DIRECTIVE → Write out the entries below once more, exactly, with the pictures left out.

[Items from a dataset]
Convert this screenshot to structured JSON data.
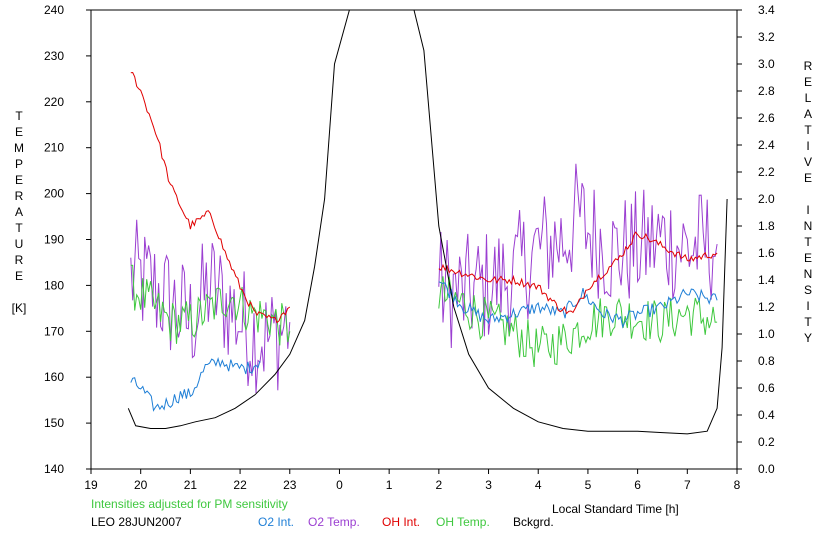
{
  "chart_data": {
    "type": "line",
    "title": "",
    "xlabel": "Local Standard Time [h]",
    "ylabel_left": [
      "T",
      "E",
      "M",
      "P",
      "E",
      "R",
      "A",
      "T",
      "U",
      "R",
      "E",
      "",
      "[K]"
    ],
    "ylabel_right": [
      "R",
      "E",
      "L",
      "A",
      "T",
      "I",
      "V",
      "E",
      "",
      "I",
      "N",
      "T",
      "E",
      "N",
      "S",
      "I",
      "T",
      "Y"
    ],
    "xlim": [
      19,
      32
    ],
    "ylim_left": [
      140,
      240
    ],
    "ylim_right": [
      0.0,
      3.4
    ],
    "x_ticks": [
      19,
      20,
      21,
      22,
      23,
      24,
      25,
      26,
      27,
      28,
      29,
      30,
      31,
      32
    ],
    "x_tick_labels": [
      "19",
      "20",
      "21",
      "22",
      "23",
      "0",
      "1",
      "2",
      "3",
      "4",
      "5",
      "6",
      "7",
      "8"
    ],
    "y_left_ticks": [
      140,
      150,
      160,
      170,
      180,
      190,
      200,
      210,
      220,
      230,
      240
    ],
    "y_left_tick_labels": [
      "140",
      "150",
      "160",
      "170",
      "180",
      "190",
      "200",
      "210",
      "220",
      "230",
      "240"
    ],
    "y_right_ticks": [
      0.0,
      0.2,
      0.4,
      0.6,
      0.8,
      1.0,
      1.2,
      1.4,
      1.6,
      1.8,
      2.0,
      2.2,
      2.4,
      2.6,
      2.8,
      3.0,
      3.2,
      3.4
    ],
    "y_right_tick_labels": [
      "0.0",
      "0.2",
      "0.4",
      "0.6",
      "0.8",
      "1.0",
      "1.2",
      "1.4",
      "1.6",
      "1.8",
      "2.0",
      "2.2",
      "2.4",
      "2.6",
      "2.8",
      "3.0",
      "3.2",
      "3.4"
    ],
    "note": "Intensities adjusted for PM sensitivity",
    "station": "LEO 28JUN2007",
    "legend": [
      {
        "label": "O2 Int.",
        "color": "#1f7fd6"
      },
      {
        "label": "O2 Temp.",
        "color": "#9b3fd1"
      },
      {
        "label": "OH Int.",
        "color": "#e00000"
      },
      {
        "label": "OH Temp.",
        "color": "#3fc83f"
      },
      {
        "label": "Bckgrd.",
        "color": "#000000"
      }
    ],
    "series": [
      {
        "name": "O2 Temp.",
        "axis": "left",
        "color": "#9b3fd1",
        "noise": 13,
        "x": [
          19.8,
          20.2,
          20.6,
          21.0,
          21.4,
          21.8,
          22.2,
          22.6,
          23.0,
          26.0,
          26.5,
          27.0,
          27.5,
          28.0,
          28.5,
          28.8,
          29.0,
          29.5,
          30.0,
          30.5,
          31.0,
          31.6
        ],
        "values": [
          182,
          180,
          176,
          172,
          180,
          175,
          170,
          168,
          172,
          180,
          178,
          180,
          182,
          188,
          190,
          195,
          192,
          187,
          188,
          190,
          188,
          189
        ]
      },
      {
        "name": "OH Temp.",
        "axis": "left",
        "color": "#3fc83f",
        "noise": 5,
        "x": [
          19.8,
          20.2,
          20.6,
          21.0,
          21.4,
          21.8,
          22.2,
          22.6,
          23.0,
          26.0,
          26.5,
          27.0,
          27.5,
          28.0,
          28.5,
          29.0,
          29.5,
          30.0,
          30.5,
          31.0,
          31.6
        ],
        "values": [
          180,
          176,
          172,
          172,
          175,
          178,
          174,
          173,
          170,
          178,
          176,
          172,
          170,
          166,
          168,
          172,
          174,
          173,
          172,
          174,
          172
        ]
      },
      {
        "name": "O2 Int.",
        "axis": "right",
        "color": "#1f7fd6",
        "noise": 0.05,
        "x": [
          19.8,
          20.0,
          20.3,
          20.6,
          20.8,
          21.0,
          21.3,
          21.6,
          21.9,
          22.2,
          22.4,
          26.0,
          26.5,
          27.0,
          27.5,
          28.0,
          28.5,
          28.9,
          29.3,
          29.7,
          30.0,
          30.5,
          31.0,
          31.6
        ],
        "values": [
          0.65,
          0.6,
          0.45,
          0.5,
          0.55,
          0.55,
          0.75,
          0.8,
          0.75,
          0.75,
          0.8,
          1.4,
          1.2,
          1.1,
          1.15,
          1.2,
          1.15,
          1.3,
          1.15,
          1.1,
          1.15,
          1.2,
          1.3,
          1.25
        ]
      },
      {
        "name": "OH Int.",
        "axis": "right",
        "color": "#e00000",
        "noise": 0.03,
        "x": [
          19.8,
          20.0,
          20.3,
          20.6,
          21.0,
          21.4,
          21.7,
          22.0,
          22.3,
          22.7,
          23.0,
          26.0,
          26.5,
          27.0,
          27.5,
          28.0,
          28.4,
          28.7,
          29.0,
          29.3,
          29.6,
          30.0,
          30.5,
          31.0,
          31.6
        ],
        "values": [
          2.95,
          2.8,
          2.5,
          2.1,
          1.8,
          1.9,
          1.6,
          1.35,
          1.15,
          1.1,
          1.2,
          1.5,
          1.45,
          1.4,
          1.4,
          1.35,
          1.2,
          1.15,
          1.35,
          1.45,
          1.55,
          1.75,
          1.65,
          1.55,
          1.6
        ]
      },
      {
        "name": "Bckgrd.",
        "axis": "right",
        "color": "#000000",
        "noise": 0,
        "x": [
          19.75,
          19.9,
          20.2,
          20.5,
          20.8,
          21.1,
          21.5,
          21.9,
          22.3,
          22.7,
          23.0,
          23.3,
          23.5,
          23.7,
          23.9,
          24.2,
          24.5,
          25.3,
          25.5,
          25.7,
          26.0,
          26.3,
          26.6,
          27.0,
          27.5,
          28.0,
          28.5,
          29.0,
          29.5,
          30.0,
          30.5,
          31.0,
          31.4,
          31.6,
          31.7,
          31.8
        ],
        "values": [
          0.45,
          0.32,
          0.3,
          0.3,
          0.32,
          0.35,
          0.38,
          0.45,
          0.55,
          0.7,
          0.85,
          1.1,
          1.5,
          2.0,
          3.0,
          3.4,
          3.4,
          3.4,
          3.4,
          3.1,
          1.8,
          1.2,
          0.85,
          0.6,
          0.45,
          0.35,
          0.3,
          0.28,
          0.28,
          0.28,
          0.27,
          0.26,
          0.28,
          0.45,
          0.9,
          2.0
        ]
      }
    ]
  }
}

RESPONSE →
Convert this screenshot to structured JSON data.
{
  "chart_data": {
    "type": "line",
    "title": "",
    "xlabel": "Local Standard Time [h]",
    "ylabel_left": [
      "T",
      "E",
      "M",
      "P",
      "E",
      "R",
      "A",
      "T",
      "U",
      "R",
      "E",
      "",
      "[K]"
    ],
    "ylabel_right": [
      "R",
      "E",
      "L",
      "A",
      "T",
      "I",
      "V",
      "E",
      "",
      "I",
      "N",
      "T",
      "E",
      "N",
      "S",
      "I",
      "T",
      "Y"
    ],
    "xlim": [
      19,
      32
    ],
    "ylim_left": [
      140,
      240
    ],
    "ylim_right": [
      0.0,
      3.4
    ],
    "x_ticks": [
      19,
      20,
      21,
      22,
      23,
      24,
      25,
      26,
      27,
      28,
      29,
      30,
      31,
      32
    ],
    "x_tick_labels": [
      "19",
      "20",
      "21",
      "22",
      "23",
      "0",
      "1",
      "2",
      "3",
      "4",
      "5",
      "6",
      "7",
      "8"
    ],
    "y_left_ticks": [
      140,
      150,
      160,
      170,
      180,
      190,
      200,
      210,
      220,
      230,
      240
    ],
    "y_left_tick_labels": [
      "140",
      "150",
      "160",
      "170",
      "180",
      "190",
      "200",
      "210",
      "220",
      "230",
      "240"
    ],
    "y_right_ticks": [
      0.0,
      0.2,
      0.4,
      0.6,
      0.8,
      1.0,
      1.2,
      1.4,
      1.6,
      1.8,
      2.0,
      2.2,
      2.4,
      2.6,
      2.8,
      3.0,
      3.2,
      3.4
    ],
    "y_right_tick_labels": [
      "0.0",
      "0.2",
      "0.4",
      "0.6",
      "0.8",
      "1.0",
      "1.2",
      "1.4",
      "1.6",
      "1.8",
      "2.0",
      "2.2",
      "2.4",
      "2.6",
      "2.8",
      "3.0",
      "3.2",
      "3.4"
    ],
    "note": "Intensities adjusted for PM sensitivity",
    "station": "LEO 28JUN2007",
    "legend": [
      {
        "label": "O2 Int.",
        "color": "#1f7fd6"
      },
      {
        "label": "O2 Temp.",
        "color": "#9b3fd1"
      },
      {
        "label": "OH Int.",
        "color": "#e00000"
      },
      {
        "label": "OH Temp.",
        "color": "#3fc83f"
      },
      {
        "label": "Bckgrd.",
        "color": "#000000"
      }
    ],
    "series": [
      {
        "name": "O2 Temp.",
        "axis": "left",
        "color": "#9b3fd1",
        "noise": 13,
        "x": [
          19.8,
          20.2,
          20.6,
          21.0,
          21.4,
          21.8,
          22.2,
          22.6,
          23.0,
          26.0,
          26.5,
          27.0,
          27.5,
          28.0,
          28.5,
          28.8,
          29.0,
          29.5,
          30.0,
          30.5,
          31.0,
          31.6
        ],
        "values": [
          182,
          180,
          176,
          172,
          180,
          175,
          170,
          168,
          172,
          180,
          178,
          180,
          182,
          188,
          190,
          195,
          192,
          187,
          188,
          190,
          188,
          189
        ]
      },
      {
        "name": "OH Temp.",
        "axis": "left",
        "color": "#3fc83f",
        "noise": 5,
        "x": [
          19.8,
          20.2,
          20.6,
          21.0,
          21.4,
          21.8,
          22.2,
          22.6,
          23.0,
          26.0,
          26.5,
          27.0,
          27.5,
          28.0,
          28.5,
          29.0,
          29.5,
          30.0,
          30.5,
          31.0,
          31.6
        ],
        "values": [
          180,
          176,
          172,
          172,
          175,
          178,
          174,
          173,
          170,
          178,
          176,
          172,
          170,
          166,
          168,
          172,
          174,
          173,
          172,
          174,
          172
        ]
      },
      {
        "name": "O2 Int.",
        "axis": "right",
        "color": "#1f7fd6",
        "noise": 0.05,
        "x": [
          19.8,
          20.0,
          20.3,
          20.6,
          20.8,
          21.0,
          21.3,
          21.6,
          21.9,
          22.2,
          22.4,
          26.0,
          26.5,
          27.0,
          27.5,
          28.0,
          28.5,
          28.9,
          29.3,
          29.7,
          30.0,
          30.5,
          31.0,
          31.6
        ],
        "values": [
          0.65,
          0.6,
          0.45,
          0.5,
          0.55,
          0.55,
          0.75,
          0.8,
          0.75,
          0.75,
          0.8,
          1.4,
          1.2,
          1.1,
          1.15,
          1.2,
          1.15,
          1.3,
          1.15,
          1.1,
          1.15,
          1.2,
          1.3,
          1.25
        ]
      },
      {
        "name": "OH Int.",
        "axis": "right",
        "color": "#e00000",
        "noise": 0.03,
        "x": [
          19.8,
          20.0,
          20.3,
          20.6,
          21.0,
          21.4,
          21.7,
          22.0,
          22.3,
          22.7,
          23.0,
          26.0,
          26.5,
          27.0,
          27.5,
          28.0,
          28.4,
          28.7,
          29.0,
          29.3,
          29.6,
          30.0,
          30.5,
          31.0,
          31.6
        ],
        "values": [
          2.95,
          2.8,
          2.5,
          2.1,
          1.8,
          1.9,
          1.6,
          1.35,
          1.15,
          1.1,
          1.2,
          1.5,
          1.45,
          1.4,
          1.4,
          1.35,
          1.2,
          1.15,
          1.35,
          1.45,
          1.55,
          1.75,
          1.65,
          1.55,
          1.6
        ]
      },
      {
        "name": "Bckgrd.",
        "axis": "right",
        "color": "#000000",
        "noise": 0,
        "x": [
          19.75,
          19.9,
          20.2,
          20.5,
          20.8,
          21.1,
          21.5,
          21.9,
          22.3,
          22.7,
          23.0,
          23.3,
          23.5,
          23.7,
          23.9,
          24.2,
          24.5,
          25.3,
          25.5,
          25.7,
          26.0,
          26.3,
          26.6,
          27.0,
          27.5,
          28.0,
          28.5,
          29.0,
          29.5,
          30.0,
          30.5,
          31.0,
          31.4,
          31.6,
          31.7,
          31.8
        ],
        "values": [
          0.45,
          0.32,
          0.3,
          0.3,
          0.32,
          0.35,
          0.38,
          0.45,
          0.55,
          0.7,
          0.85,
          1.1,
          1.5,
          2.0,
          3.0,
          3.4,
          3.4,
          3.4,
          3.4,
          3.1,
          1.8,
          1.2,
          0.85,
          0.6,
          0.45,
          0.35,
          0.3,
          0.28,
          0.28,
          0.28,
          0.27,
          0.26,
          0.28,
          0.45,
          0.9,
          2.0
        ]
      }
    ]
  }
}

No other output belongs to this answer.